(Stored items)

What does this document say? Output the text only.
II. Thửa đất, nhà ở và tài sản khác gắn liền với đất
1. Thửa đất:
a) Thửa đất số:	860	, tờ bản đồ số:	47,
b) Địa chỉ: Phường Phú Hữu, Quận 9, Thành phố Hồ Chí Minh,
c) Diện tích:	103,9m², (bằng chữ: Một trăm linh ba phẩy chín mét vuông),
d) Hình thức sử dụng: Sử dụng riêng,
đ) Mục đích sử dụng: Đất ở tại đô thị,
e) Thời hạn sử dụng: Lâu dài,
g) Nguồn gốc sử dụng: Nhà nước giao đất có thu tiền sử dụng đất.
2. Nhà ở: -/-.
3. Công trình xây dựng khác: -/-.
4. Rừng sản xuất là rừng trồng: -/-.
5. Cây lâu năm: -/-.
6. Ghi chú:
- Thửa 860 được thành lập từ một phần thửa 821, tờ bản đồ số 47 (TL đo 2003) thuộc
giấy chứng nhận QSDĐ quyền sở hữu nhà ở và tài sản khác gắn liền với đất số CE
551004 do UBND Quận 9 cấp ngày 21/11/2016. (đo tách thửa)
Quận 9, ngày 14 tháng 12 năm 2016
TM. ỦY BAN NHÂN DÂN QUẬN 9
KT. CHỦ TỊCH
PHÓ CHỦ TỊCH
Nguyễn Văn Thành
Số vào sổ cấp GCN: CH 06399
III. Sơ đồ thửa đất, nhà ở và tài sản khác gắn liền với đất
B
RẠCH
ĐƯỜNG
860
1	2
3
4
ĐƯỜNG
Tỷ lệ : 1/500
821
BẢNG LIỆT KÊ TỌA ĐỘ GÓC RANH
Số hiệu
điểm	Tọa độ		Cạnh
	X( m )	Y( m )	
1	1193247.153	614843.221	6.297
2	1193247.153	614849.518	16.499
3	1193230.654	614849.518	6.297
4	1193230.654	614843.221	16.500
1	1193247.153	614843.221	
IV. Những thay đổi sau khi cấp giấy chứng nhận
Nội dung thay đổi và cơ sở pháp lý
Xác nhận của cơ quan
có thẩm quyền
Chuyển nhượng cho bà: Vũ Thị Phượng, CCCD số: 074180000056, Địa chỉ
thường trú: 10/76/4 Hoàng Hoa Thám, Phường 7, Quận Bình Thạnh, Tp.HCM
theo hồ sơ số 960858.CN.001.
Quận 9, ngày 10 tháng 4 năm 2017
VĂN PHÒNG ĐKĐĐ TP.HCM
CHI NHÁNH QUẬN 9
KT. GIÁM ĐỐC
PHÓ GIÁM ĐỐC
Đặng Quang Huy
--
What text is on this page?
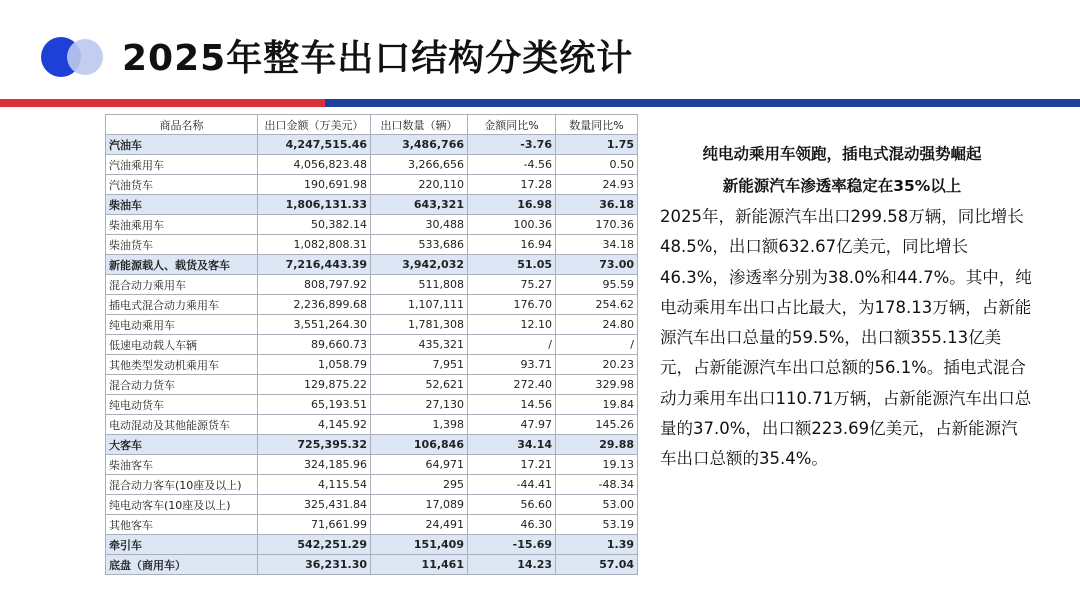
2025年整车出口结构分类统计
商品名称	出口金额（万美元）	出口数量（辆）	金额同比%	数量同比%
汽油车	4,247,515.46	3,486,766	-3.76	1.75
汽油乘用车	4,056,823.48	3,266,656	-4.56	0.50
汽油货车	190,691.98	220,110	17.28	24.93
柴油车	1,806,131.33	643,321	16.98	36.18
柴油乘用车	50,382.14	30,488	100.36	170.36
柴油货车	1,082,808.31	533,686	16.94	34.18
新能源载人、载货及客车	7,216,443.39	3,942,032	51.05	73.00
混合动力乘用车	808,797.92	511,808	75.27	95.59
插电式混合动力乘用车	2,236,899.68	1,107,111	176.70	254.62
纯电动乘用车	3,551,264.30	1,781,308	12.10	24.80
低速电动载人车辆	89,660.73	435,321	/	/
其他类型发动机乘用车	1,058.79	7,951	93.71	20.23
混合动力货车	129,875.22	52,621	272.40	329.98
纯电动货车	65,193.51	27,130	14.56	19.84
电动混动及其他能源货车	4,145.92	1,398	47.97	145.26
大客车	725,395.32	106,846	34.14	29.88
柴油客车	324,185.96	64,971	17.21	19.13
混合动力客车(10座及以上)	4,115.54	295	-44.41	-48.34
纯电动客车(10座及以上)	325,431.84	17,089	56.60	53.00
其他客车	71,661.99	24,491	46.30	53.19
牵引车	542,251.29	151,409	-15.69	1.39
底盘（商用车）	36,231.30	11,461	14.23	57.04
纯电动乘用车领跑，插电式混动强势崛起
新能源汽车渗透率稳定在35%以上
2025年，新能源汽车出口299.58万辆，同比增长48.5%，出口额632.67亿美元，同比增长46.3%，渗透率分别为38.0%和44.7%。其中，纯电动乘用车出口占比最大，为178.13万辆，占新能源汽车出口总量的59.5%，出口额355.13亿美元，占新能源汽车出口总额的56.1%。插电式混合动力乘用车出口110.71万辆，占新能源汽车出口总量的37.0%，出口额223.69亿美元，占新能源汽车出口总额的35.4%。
---
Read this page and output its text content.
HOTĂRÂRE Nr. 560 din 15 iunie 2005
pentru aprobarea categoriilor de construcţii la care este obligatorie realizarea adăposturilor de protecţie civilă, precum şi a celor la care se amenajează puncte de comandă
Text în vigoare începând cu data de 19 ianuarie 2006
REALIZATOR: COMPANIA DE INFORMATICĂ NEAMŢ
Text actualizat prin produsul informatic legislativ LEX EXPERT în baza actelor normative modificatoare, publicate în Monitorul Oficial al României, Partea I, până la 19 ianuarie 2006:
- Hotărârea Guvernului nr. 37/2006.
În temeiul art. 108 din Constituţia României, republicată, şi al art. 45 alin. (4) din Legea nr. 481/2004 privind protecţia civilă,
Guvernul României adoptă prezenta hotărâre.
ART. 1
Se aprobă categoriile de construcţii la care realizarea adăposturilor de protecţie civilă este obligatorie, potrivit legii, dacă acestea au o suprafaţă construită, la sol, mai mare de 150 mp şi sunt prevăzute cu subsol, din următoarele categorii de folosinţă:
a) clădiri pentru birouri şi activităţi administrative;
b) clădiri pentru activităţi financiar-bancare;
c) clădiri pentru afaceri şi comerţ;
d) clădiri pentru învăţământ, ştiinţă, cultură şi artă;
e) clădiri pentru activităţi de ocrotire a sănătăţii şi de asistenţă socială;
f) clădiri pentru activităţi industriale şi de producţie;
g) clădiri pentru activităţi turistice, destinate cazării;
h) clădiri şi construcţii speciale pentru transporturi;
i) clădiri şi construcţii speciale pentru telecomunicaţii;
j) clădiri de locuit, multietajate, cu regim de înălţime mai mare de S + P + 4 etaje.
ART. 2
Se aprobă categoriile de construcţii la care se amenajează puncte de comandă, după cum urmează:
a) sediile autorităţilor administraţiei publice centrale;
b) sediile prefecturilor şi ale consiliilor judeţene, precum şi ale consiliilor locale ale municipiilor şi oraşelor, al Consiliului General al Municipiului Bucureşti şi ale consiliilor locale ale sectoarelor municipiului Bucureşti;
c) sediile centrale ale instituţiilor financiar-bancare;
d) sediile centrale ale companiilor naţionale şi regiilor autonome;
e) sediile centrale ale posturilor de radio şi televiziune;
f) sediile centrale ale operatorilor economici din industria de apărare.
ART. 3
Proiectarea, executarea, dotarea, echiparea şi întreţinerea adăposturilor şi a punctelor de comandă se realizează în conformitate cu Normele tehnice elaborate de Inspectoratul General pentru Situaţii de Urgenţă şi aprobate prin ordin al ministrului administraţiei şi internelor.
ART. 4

YOUR OBJECTIVE:
All lines holding the word "centrale" should be picked out and copied.

RESULT OF THIS EXERCISE:
a) sediile autorităţilor administraţiei publice centrale;
c) sediile centrale ale instituţiilor financiar-bancare;
d) sediile centrale ale companiilor naţionale şi regiilor autonome;
e) sediile centrale ale posturilor de radio şi televiziune;
f) sediile centrale ale operatorilor economici din industria de apărare.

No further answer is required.